• _Your goal_
Provide the number of lines containing the word "JSON", and nothing else.

────────────────

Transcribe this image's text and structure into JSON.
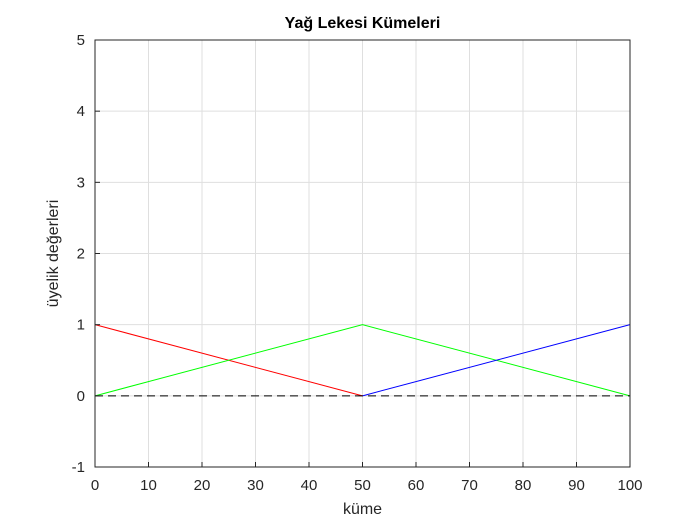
{
  "chart_data": {
    "type": "line",
    "title": "Yağ Lekesi Kümeleri",
    "xlabel": "küme",
    "ylabel": "üyelik değerleri",
    "xlim": [
      0,
      100
    ],
    "ylim": [
      -1,
      5
    ],
    "xticks": [
      "0",
      "10",
      "20",
      "30",
      "40",
      "50",
      "60",
      "70",
      "80",
      "90",
      "100"
    ],
    "yticks": [
      "-1",
      "0",
      "1",
      "2",
      "3",
      "4",
      "5"
    ],
    "grid": true,
    "series": [
      {
        "x": [
          0,
          50
        ],
        "y": [
          1,
          0
        ],
        "color": "#ff0000",
        "style": "solid"
      },
      {
        "x": [
          0,
          50,
          100
        ],
        "y": [
          0,
          1,
          0
        ],
        "color": "#00ff00",
        "style": "solid"
      },
      {
        "x": [
          50,
          100
        ],
        "y": [
          0,
          1
        ],
        "color": "#0000ff",
        "style": "solid"
      },
      {
        "x": [
          0,
          100
        ],
        "y": [
          0,
          0
        ],
        "color": "#000000",
        "style": "dashed"
      }
    ]
  }
}
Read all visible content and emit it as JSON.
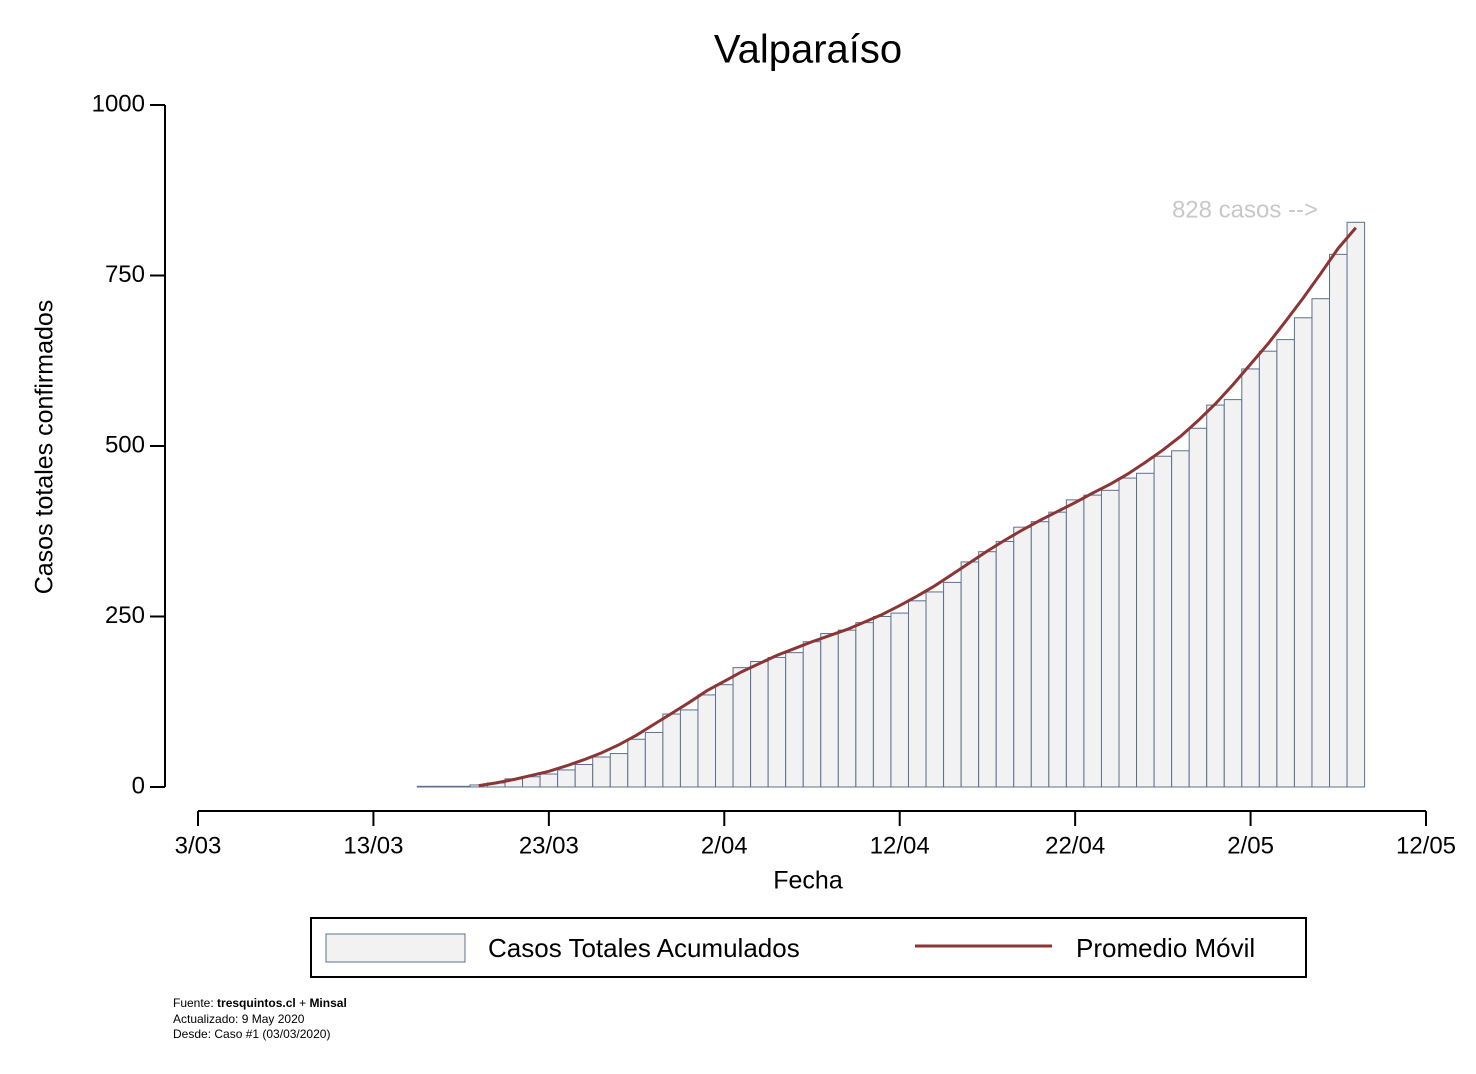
{
  "chart_data": {
    "type": "bar",
    "title": "Valparaíso",
    "x_label": "Fecha",
    "y_label": "Casos totales confirmados",
    "x": [
      "16/03",
      "17/03",
      "18/03",
      "19/03",
      "20/03",
      "21/03",
      "22/03",
      "23/03",
      "24/03",
      "25/03",
      "26/03",
      "27/03",
      "28/03",
      "29/03",
      "30/03",
      "31/03",
      "1/04",
      "2/04",
      "3/04",
      "4/04",
      "5/04",
      "6/04",
      "7/04",
      "8/04",
      "9/04",
      "10/04",
      "11/04",
      "12/04",
      "13/04",
      "14/04",
      "15/04",
      "16/04",
      "17/04",
      "18/04",
      "19/04",
      "20/04",
      "21/04",
      "22/04",
      "23/04",
      "24/04",
      "25/04",
      "26/04",
      "27/04",
      "28/04",
      "29/04",
      "30/04",
      "1/05",
      "2/05",
      "3/05",
      "4/05",
      "5/05",
      "6/05",
      "7/05",
      "8/05"
    ],
    "series": [
      {
        "name": "Casos Totales Acumulados",
        "type": "bar",
        "color": "#f2f2f2",
        "edgecolor": "#5b7090",
        "values": [
          1,
          1,
          1,
          3,
          6,
          12,
          15,
          19,
          25,
          33,
          44,
          49,
          70,
          80,
          107,
          113,
          135,
          150,
          175,
          184,
          190,
          197,
          213,
          225,
          230,
          241,
          250,
          255,
          273,
          286,
          300,
          330,
          345,
          360,
          381,
          389,
          403,
          421,
          428,
          435,
          453,
          460,
          485,
          493,
          526,
          560,
          568,
          613,
          639,
          656,
          688,
          716,
          781,
          828
        ]
      },
      {
        "name": "Promedio Móvil",
        "type": "line",
        "color": "#8b3535",
        "values": [
          null,
          null,
          null,
          2,
          6,
          11,
          17,
          23,
          31,
          40,
          50,
          62,
          76,
          92,
          108,
          124,
          141,
          155,
          169,
          181,
          193,
          203,
          213,
          222,
          231,
          242,
          253,
          266,
          280,
          295,
          312,
          329,
          346,
          362,
          377,
          391,
          404,
          417,
          431,
          444,
          459,
          476,
          494,
          514,
          537,
          562,
          590,
          620,
          650,
          683,
          717,
          753,
          790,
          820
        ]
      }
    ],
    "xlim": [
      "3/03",
      "12/05"
    ],
    "xticks": [
      "3/03",
      "13/03",
      "23/03",
      "2/04",
      "12/04",
      "22/04",
      "2/05",
      "12/05"
    ],
    "ylim": [
      0,
      1000
    ],
    "yticks": [
      0,
      250,
      500,
      750,
      1000
    ],
    "annotation": "828 casos -->",
    "footer": {
      "source_label": "Fuente:",
      "source_1": "tresquintos.cl",
      "joiner": "+",
      "source_2": "Minsal",
      "updated": "Actualizado: 9 May 2020",
      "since": "Desde: Caso #1  (03/03/2020)"
    }
  }
}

────────────────

• _Exercise solution_
2